Problem to solve
Return all the data below as it stands, minus the pictures.

Supplied information
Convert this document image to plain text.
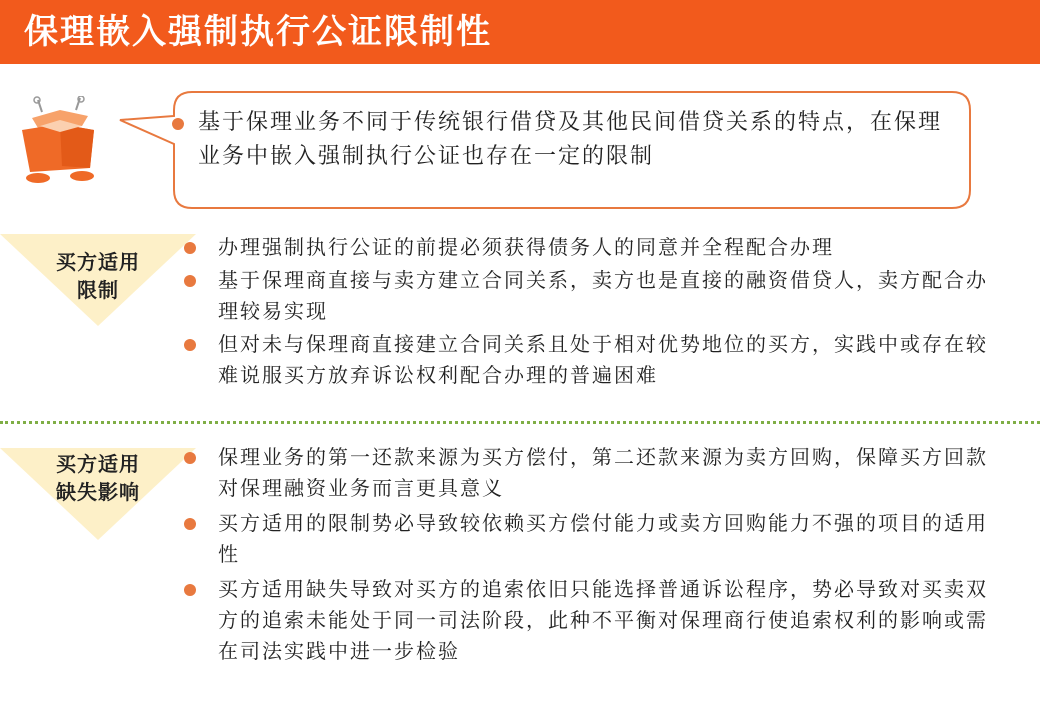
保理嵌入强制执行公证限制性
基于保理业务不同于传统银行借贷及其他民间借贷关系的特点，在保理业务中嵌入强制执行公证也存在一定的限制
买方适用
限制
办理强制执行公证的前提必须获得债务人的同意并全程配合办理
基于保理商直接与卖方建立合同关系，卖方也是直接的融资借贷人，卖方配合办理较易实现
但对未与保理商直接建立合同关系且处于相对优势地位的买方，实践中或存在较难说服买方放弃诉讼权利配合办理的普遍困难
买方适用
缺失影响
保理业务的第一还款来源为买方偿付，第二还款来源为卖方回购，保障买方回款对保理融资业务而言更具意义
买方适用的限制势必导致较依赖买方偿付能力或卖方回购能力不强的项目的适用性
买方适用缺失导致对买方的追索依旧只能选择普通诉讼程序，势必导致对买卖双方的追索未能处于同一司法阶段，此种不平衡对保理商行使追索权利的影响或需在司法实践中进一步检验
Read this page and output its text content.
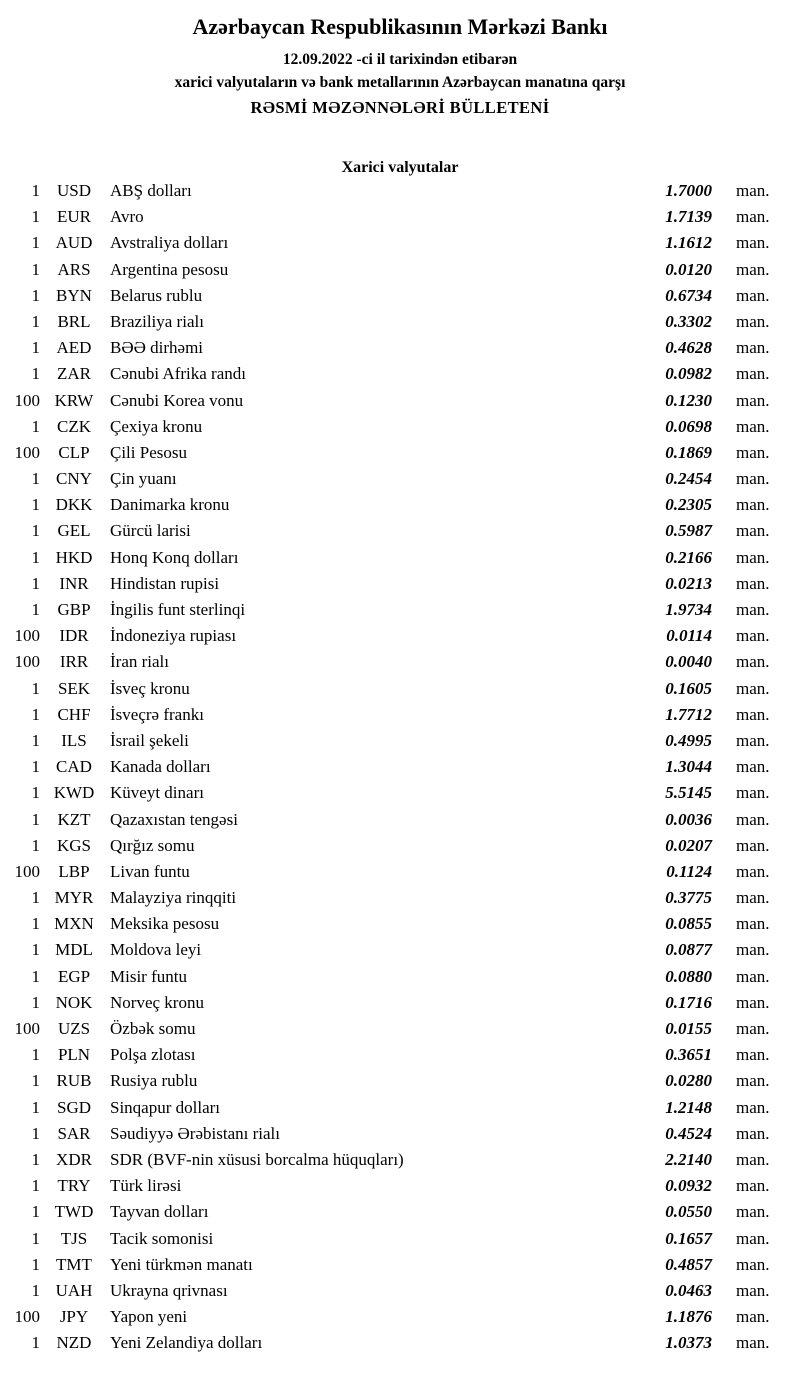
Azərbaycan Respublikasının Mərkəzi Bankı
12.09.2022 -ci il tarixindən etibarən
xarici valyutaların və bank metallarının Azərbaycan manatına qarşı
RƏSMİ MƏZƏNNƏLƏRİ BÜLLETENİ
Xarici valyutalar
1 USD	ABŞ dolları	1.7000	man.
1	EUR	Avro	1.7139	man.
1 AUD	Avstraliya dolları	1.1612	man.
1	ARS	Argentina pesosu	0.0120	man.
1 BYN	Belarus rublu	0.6734	man.
1	BRL	Braziliya rialı	0.3302	man.
1 AED	BƏƏ dirhəmi	0.4628	man.
1	ZAR	Cənubi Afrika randı	0.0982	man.
100 KRW Cənubi Korea vonu	0.1230	man.
1	CZK	Çexiya kronu	0.0698	man.
100	CLP	Çili Pesosu	0.1869	man.
1 CNY	Çin yuanı	0.2454	man.
1 DKK	Danimarka kronu	0.2305	man.
1	GEL	Gürcü larisi	0.5987	man.
1 HKD	Honq Konq dolları	0.2166	man.
1	INR	Hindistan rupisi	0.0213	man.
1	GBP	İngilis funt sterlinqi	1.9734	man.
100	IDR	İndoneziya rupiası	0.0114	man.
100	IRR	İran rialı	0.0040	man.
1	SEK	İsveç kronu	0.1605	man.
1	CHF	İsveçrə frankı	1.7712	man.
1	ILS	İsrail şekeli	0.4995	man.
1 CAD	Kanada dolları	1.3044	man.
1 KWD Küveyt dinarı	5.5145	man.
1	KZT	Qazaxıstan tengəsi	0.0036	man.
1 KGS	Qırğız somu	0.0207	man.
100	LBP	Livan funtu	0.1124	man.
1 MYR Malayziya rinqqiti	0.3775	man.
1 MXN Meksika pesosu	0.0855	man.
1 MDL	Moldova leyi	0.0877	man.
1	EGP	Misir funtu	0.0880	man.
1 NOK	Norveç kronu	0.1716	man.
100	UZS	Özbək somu	0.0155	man.
1	PLN	Polşa zlotası	0.3651	man.
1 RUB	Rusiya rublu	0.0280	man.
1 SGD	Sinqapur dolları	1.2148	man.
1	SAR	Səudiyyə Ərəbistanı rialı	0.4524	man.
1 XDR	SDR (BVF-nin xüsusi borcalma hüquqları)	2.2140	man.
1	TRY	Türk lirəsi	0.0932	man.
1 TWD Tayvan dolları	0.0550	man.
1	TJS	Tacik somonisi	0.1657	man.
1 TMT	Yeni türkmən manatı	0.4857	man.
1 UAH	Ukrayna qrivnası	0.0463	man.
100	JPY	Yapon yeni	1.1876	man.
1 NZD	Yeni Zelandiya dolları	1.0373	man.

Exercise result
Convert this document image to plain text.
保理嵌入强制执行公证限制性
基于保理业务不同于传统银行借贷及其他民间借贷关系的特点，在保理业务中嵌入强制执行公证也存在一定的限制
买方适用
限制
办理强制执行公证的前提必须获得债务人的同意并全程配合办理
基于保理商直接与卖方建立合同关系，卖方也是直接的融资借贷人，卖方配合办理较易实现
但对未与保理商直接建立合同关系且处于相对优势地位的买方，实践中或存在较难说服买方放弃诉讼权利配合办理的普遍困难
买方适用
缺失影响
保理业务的第一还款来源为买方偿付，第二还款来源为卖方回购，保障买方回款对保理融资业务而言更具意义
买方适用的限制势必导致较依赖买方偿付能力或卖方回购能力不强的项目的适用性
买方适用缺失导致对买方的追索依旧只能选择普通诉讼程序，势必导致对买卖双方的追索未能处于同一司法阶段，此种不平衡对保理商行使追索权利的影响或需在司法实践中进一步检验
Read this page and output its text content.
Azərbaycan Respublikasının Mərkəzi Bankı
12.09.2022 -ci il tarixindən etibarən
xarici valyutaların və bank metallarının Azərbaycan manatına qarşı
RƏSMİ MƏZƏNNƏLƏRİ BÜLLETENİ
Xarici valyutalar
1 USD	ABŞ dolları	1.7000	man.
1	EUR	Avro	1.7139	man.
1 AUD	Avstraliya dolları	1.1612	man.
1	ARS	Argentina pesosu	0.0120	man.
1 BYN	Belarus rublu	0.6734	man.
1	BRL	Braziliya rialı	0.3302	man.
1 AED	BƏƏ dirhəmi	0.4628	man.
1	ZAR	Cənubi Afrika randı	0.0982	man.
100 KRW Cənubi Korea vonu	0.1230	man.
1	CZK	Çexiya kronu	0.0698	man.
100	CLP	Çili Pesosu	0.1869	man.
1 CNY	Çin yuanı	0.2454	man.
1 DKK	Danimarka kronu	0.2305	man.
1	GEL	Gürcü larisi	0.5987	man.
1 HKD	Honq Konq dolları	0.2166	man.
1	INR	Hindistan rupisi	0.0213	man.
1	GBP	İngilis funt sterlinqi	1.9734	man.
100	IDR	İndoneziya rupiası	0.0114	man.
100	IRR	İran rialı	0.0040	man.
1	SEK	İsveç kronu	0.1605	man.
1	CHF	İsveçrə frankı	1.7712	man.
1	ILS	İsrail şekeli	0.4995	man.
1 CAD	Kanada dolları	1.3044	man.
1 KWD Küveyt dinarı	5.5145	man.
1	KZT	Qazaxıstan tengəsi	0.0036	man.
1 KGS	Qırğız somu	0.0207	man.
100	LBP	Livan funtu	0.1124	man.
1 MYR Malayziya rinqqiti	0.3775	man.
1 MXN Meksika pesosu	0.0855	man.
1 MDL	Moldova leyi	0.0877	man.
1	EGP	Misir funtu	0.0880	man.
1 NOK	Norveç kronu	0.1716	man.
100	UZS	Özbək somu	0.0155	man.
1	PLN	Polşa zlotası	0.3651	man.
1 RUB	Rusiya rublu	0.0280	man.
1 SGD	Sinqapur dolları	1.2148	man.
1	SAR	Səudiyyə Ərəbistanı rialı	0.4524	man.
1 XDR	SDR (BVF-nin xüsusi borcalma hüquqları)	2.2140	man.
1	TRY	Türk lirəsi	0.0932	man.
1 TWD Tayvan dolları	0.0550	man.
1	TJS	Tacik somonisi	0.1657	man.
1 TMT	Yeni türkmən manatı	0.4857	man.
1 UAH	Ukrayna qrivnası	0.0463	man.
100	JPY	Yapon yeni	1.1876	man.
1 NZD	Yeni Zelandiya dolları	1.0373	man.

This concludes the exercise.